» What the task requires
Copy the records below exactly, leaving out every picture.
[begin Data shown]
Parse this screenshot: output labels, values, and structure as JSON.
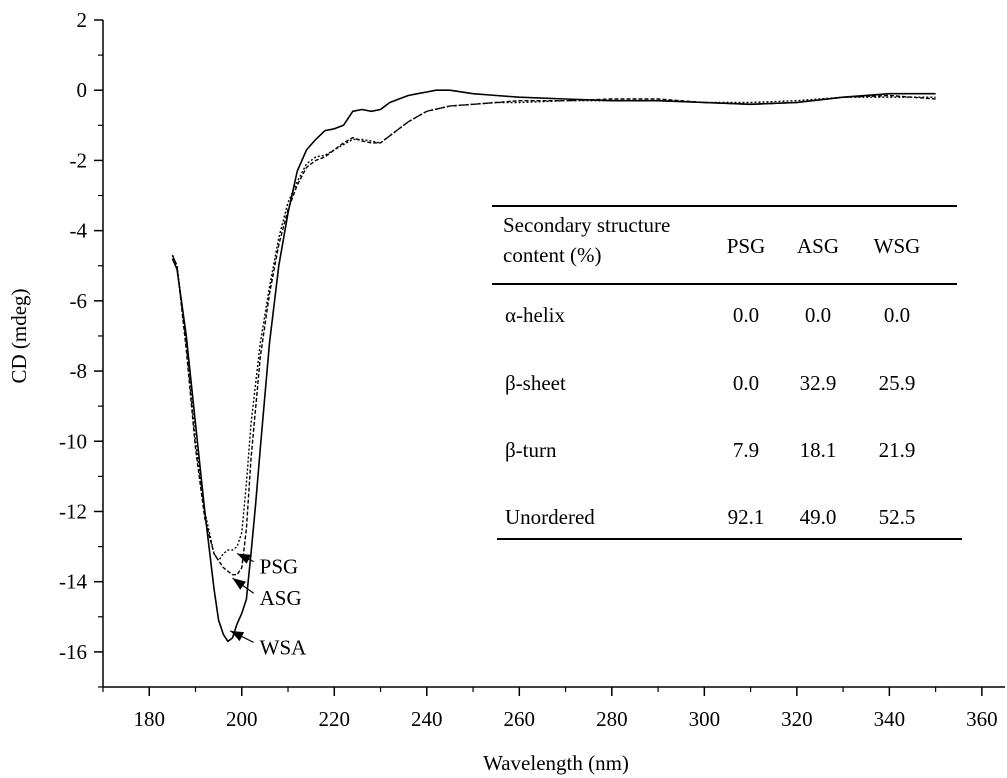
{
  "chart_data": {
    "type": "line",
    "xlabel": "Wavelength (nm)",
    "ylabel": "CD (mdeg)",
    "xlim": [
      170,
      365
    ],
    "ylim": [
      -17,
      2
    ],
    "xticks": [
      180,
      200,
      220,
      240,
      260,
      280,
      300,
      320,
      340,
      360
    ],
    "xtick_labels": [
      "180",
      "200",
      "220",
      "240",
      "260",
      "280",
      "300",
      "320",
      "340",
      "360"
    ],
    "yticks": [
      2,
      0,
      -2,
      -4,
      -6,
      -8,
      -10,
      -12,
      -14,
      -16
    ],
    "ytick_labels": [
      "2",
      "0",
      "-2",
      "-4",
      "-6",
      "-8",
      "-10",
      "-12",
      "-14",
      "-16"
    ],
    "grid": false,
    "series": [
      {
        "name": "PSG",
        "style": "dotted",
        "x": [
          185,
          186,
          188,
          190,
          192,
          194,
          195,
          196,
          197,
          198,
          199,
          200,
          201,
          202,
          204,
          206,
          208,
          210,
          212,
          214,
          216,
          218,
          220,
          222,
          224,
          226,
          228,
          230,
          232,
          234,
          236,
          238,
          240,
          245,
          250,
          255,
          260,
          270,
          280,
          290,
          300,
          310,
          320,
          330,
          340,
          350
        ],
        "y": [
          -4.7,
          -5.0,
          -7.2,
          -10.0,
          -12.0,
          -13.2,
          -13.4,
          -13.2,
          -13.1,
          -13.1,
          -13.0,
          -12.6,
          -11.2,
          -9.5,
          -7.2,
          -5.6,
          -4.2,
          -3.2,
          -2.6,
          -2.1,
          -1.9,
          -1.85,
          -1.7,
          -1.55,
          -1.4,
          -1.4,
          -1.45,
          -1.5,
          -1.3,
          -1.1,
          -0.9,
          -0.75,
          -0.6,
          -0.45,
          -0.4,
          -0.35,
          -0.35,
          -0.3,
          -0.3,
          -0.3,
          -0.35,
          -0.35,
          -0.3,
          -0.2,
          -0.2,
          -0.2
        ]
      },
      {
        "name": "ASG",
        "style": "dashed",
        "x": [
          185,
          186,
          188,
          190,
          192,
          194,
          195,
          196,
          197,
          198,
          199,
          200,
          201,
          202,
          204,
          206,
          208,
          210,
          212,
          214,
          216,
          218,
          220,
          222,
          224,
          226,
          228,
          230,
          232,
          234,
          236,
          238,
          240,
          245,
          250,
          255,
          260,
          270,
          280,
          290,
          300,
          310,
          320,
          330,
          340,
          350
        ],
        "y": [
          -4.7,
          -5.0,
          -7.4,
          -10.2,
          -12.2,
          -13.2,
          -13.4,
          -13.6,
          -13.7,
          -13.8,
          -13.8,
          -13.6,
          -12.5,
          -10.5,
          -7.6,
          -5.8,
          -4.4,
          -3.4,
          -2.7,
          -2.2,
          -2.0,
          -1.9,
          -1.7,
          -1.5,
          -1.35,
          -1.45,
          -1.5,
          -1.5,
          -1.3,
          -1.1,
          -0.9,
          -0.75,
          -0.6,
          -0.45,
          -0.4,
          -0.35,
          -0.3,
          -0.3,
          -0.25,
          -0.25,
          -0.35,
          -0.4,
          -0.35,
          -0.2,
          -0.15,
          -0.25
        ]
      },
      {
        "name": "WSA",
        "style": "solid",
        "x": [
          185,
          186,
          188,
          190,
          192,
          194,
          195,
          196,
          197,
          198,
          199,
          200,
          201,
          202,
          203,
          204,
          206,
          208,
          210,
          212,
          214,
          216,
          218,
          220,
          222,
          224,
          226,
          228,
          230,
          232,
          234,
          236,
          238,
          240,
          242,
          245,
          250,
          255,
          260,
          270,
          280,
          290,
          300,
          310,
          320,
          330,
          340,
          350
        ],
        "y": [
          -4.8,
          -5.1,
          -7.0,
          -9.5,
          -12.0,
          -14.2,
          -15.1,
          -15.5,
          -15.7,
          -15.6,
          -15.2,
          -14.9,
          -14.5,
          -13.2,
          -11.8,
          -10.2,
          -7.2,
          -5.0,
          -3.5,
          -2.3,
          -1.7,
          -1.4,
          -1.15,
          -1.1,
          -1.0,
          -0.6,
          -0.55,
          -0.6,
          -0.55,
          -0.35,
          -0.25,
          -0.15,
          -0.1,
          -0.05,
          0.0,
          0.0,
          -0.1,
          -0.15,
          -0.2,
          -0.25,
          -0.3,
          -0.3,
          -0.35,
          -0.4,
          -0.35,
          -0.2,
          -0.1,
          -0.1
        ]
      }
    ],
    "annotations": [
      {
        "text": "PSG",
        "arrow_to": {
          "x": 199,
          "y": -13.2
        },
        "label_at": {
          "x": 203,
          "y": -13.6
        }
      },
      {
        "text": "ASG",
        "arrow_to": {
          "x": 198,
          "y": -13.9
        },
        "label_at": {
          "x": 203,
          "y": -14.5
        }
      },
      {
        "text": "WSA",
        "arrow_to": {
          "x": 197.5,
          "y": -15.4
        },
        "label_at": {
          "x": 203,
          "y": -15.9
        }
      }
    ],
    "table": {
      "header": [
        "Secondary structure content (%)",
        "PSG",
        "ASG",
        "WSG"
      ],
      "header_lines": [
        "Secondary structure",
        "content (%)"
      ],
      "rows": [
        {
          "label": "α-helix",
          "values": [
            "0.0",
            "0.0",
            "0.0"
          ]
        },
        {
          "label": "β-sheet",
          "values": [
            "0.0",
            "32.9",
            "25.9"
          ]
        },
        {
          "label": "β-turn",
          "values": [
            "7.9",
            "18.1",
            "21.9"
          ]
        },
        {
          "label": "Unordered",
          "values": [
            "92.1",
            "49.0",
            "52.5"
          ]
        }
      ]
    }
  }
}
[end Data shown]
» Solution to this problem
Parse this screenshot: output labels, values, and structure as JSON.
{
  "chart_data": {
    "type": "line",
    "xlabel": "Wavelength (nm)",
    "ylabel": "CD (mdeg)",
    "xlim": [
      170,
      365
    ],
    "ylim": [
      -17,
      2
    ],
    "xticks": [
      180,
      200,
      220,
      240,
      260,
      280,
      300,
      320,
      340,
      360
    ],
    "xtick_labels": [
      "180",
      "200",
      "220",
      "240",
      "260",
      "280",
      "300",
      "320",
      "340",
      "360"
    ],
    "yticks": [
      2,
      0,
      -2,
      -4,
      -6,
      -8,
      -10,
      -12,
      -14,
      -16
    ],
    "ytick_labels": [
      "2",
      "0",
      "-2",
      "-4",
      "-6",
      "-8",
      "-10",
      "-12",
      "-14",
      "-16"
    ],
    "grid": false,
    "series": [
      {
        "name": "PSG",
        "style": "dotted",
        "x": [
          185,
          186,
          188,
          190,
          192,
          194,
          195,
          196,
          197,
          198,
          199,
          200,
          201,
          202,
          204,
          206,
          208,
          210,
          212,
          214,
          216,
          218,
          220,
          222,
          224,
          226,
          228,
          230,
          232,
          234,
          236,
          238,
          240,
          245,
          250,
          255,
          260,
          270,
          280,
          290,
          300,
          310,
          320,
          330,
          340,
          350
        ],
        "y": [
          -4.7,
          -5.0,
          -7.2,
          -10.0,
          -12.0,
          -13.2,
          -13.4,
          -13.2,
          -13.1,
          -13.1,
          -13.0,
          -12.6,
          -11.2,
          -9.5,
          -7.2,
          -5.6,
          -4.2,
          -3.2,
          -2.6,
          -2.1,
          -1.9,
          -1.85,
          -1.7,
          -1.55,
          -1.4,
          -1.4,
          -1.45,
          -1.5,
          -1.3,
          -1.1,
          -0.9,
          -0.75,
          -0.6,
          -0.45,
          -0.4,
          -0.35,
          -0.35,
          -0.3,
          -0.3,
          -0.3,
          -0.35,
          -0.35,
          -0.3,
          -0.2,
          -0.2,
          -0.2
        ]
      },
      {
        "name": "ASG",
        "style": "dashed",
        "x": [
          185,
          186,
          188,
          190,
          192,
          194,
          195,
          196,
          197,
          198,
          199,
          200,
          201,
          202,
          204,
          206,
          208,
          210,
          212,
          214,
          216,
          218,
          220,
          222,
          224,
          226,
          228,
          230,
          232,
          234,
          236,
          238,
          240,
          245,
          250,
          255,
          260,
          270,
          280,
          290,
          300,
          310,
          320,
          330,
          340,
          350
        ],
        "y": [
          -4.7,
          -5.0,
          -7.4,
          -10.2,
          -12.2,
          -13.2,
          -13.4,
          -13.6,
          -13.7,
          -13.8,
          -13.8,
          -13.6,
          -12.5,
          -10.5,
          -7.6,
          -5.8,
          -4.4,
          -3.4,
          -2.7,
          -2.2,
          -2.0,
          -1.9,
          -1.7,
          -1.5,
          -1.35,
          -1.45,
          -1.5,
          -1.5,
          -1.3,
          -1.1,
          -0.9,
          -0.75,
          -0.6,
          -0.45,
          -0.4,
          -0.35,
          -0.3,
          -0.3,
          -0.25,
          -0.25,
          -0.35,
          -0.4,
          -0.35,
          -0.2,
          -0.15,
          -0.25
        ]
      },
      {
        "name": "WSA",
        "style": "solid",
        "x": [
          185,
          186,
          188,
          190,
          192,
          194,
          195,
          196,
          197,
          198,
          199,
          200,
          201,
          202,
          203,
          204,
          206,
          208,
          210,
          212,
          214,
          216,
          218,
          220,
          222,
          224,
          226,
          228,
          230,
          232,
          234,
          236,
          238,
          240,
          242,
          245,
          250,
          255,
          260,
          270,
          280,
          290,
          300,
          310,
          320,
          330,
          340,
          350
        ],
        "y": [
          -4.8,
          -5.1,
          -7.0,
          -9.5,
          -12.0,
          -14.2,
          -15.1,
          -15.5,
          -15.7,
          -15.6,
          -15.2,
          -14.9,
          -14.5,
          -13.2,
          -11.8,
          -10.2,
          -7.2,
          -5.0,
          -3.5,
          -2.3,
          -1.7,
          -1.4,
          -1.15,
          -1.1,
          -1.0,
          -0.6,
          -0.55,
          -0.6,
          -0.55,
          -0.35,
          -0.25,
          -0.15,
          -0.1,
          -0.05,
          0.0,
          0.0,
          -0.1,
          -0.15,
          -0.2,
          -0.25,
          -0.3,
          -0.3,
          -0.35,
          -0.4,
          -0.35,
          -0.2,
          -0.1,
          -0.1
        ]
      }
    ],
    "annotations": [
      {
        "text": "PSG",
        "arrow_to": {
          "x": 199,
          "y": -13.2
        },
        "label_at": {
          "x": 203,
          "y": -13.6
        }
      },
      {
        "text": "ASG",
        "arrow_to": {
          "x": 198,
          "y": -13.9
        },
        "label_at": {
          "x": 203,
          "y": -14.5
        }
      },
      {
        "text": "WSA",
        "arrow_to": {
          "x": 197.5,
          "y": -15.4
        },
        "label_at": {
          "x": 203,
          "y": -15.9
        }
      }
    ],
    "table": {
      "header": [
        "Secondary structure content (%)",
        "PSG",
        "ASG",
        "WSG"
      ],
      "header_lines": [
        "Secondary structure",
        "content (%)"
      ],
      "rows": [
        {
          "label": "α-helix",
          "values": [
            "0.0",
            "0.0",
            "0.0"
          ]
        },
        {
          "label": "β-sheet",
          "values": [
            "0.0",
            "32.9",
            "25.9"
          ]
        },
        {
          "label": "β-turn",
          "values": [
            "7.9",
            "18.1",
            "21.9"
          ]
        },
        {
          "label": "Unordered",
          "values": [
            "92.1",
            "49.0",
            "52.5"
          ]
        }
      ]
    }
  }
}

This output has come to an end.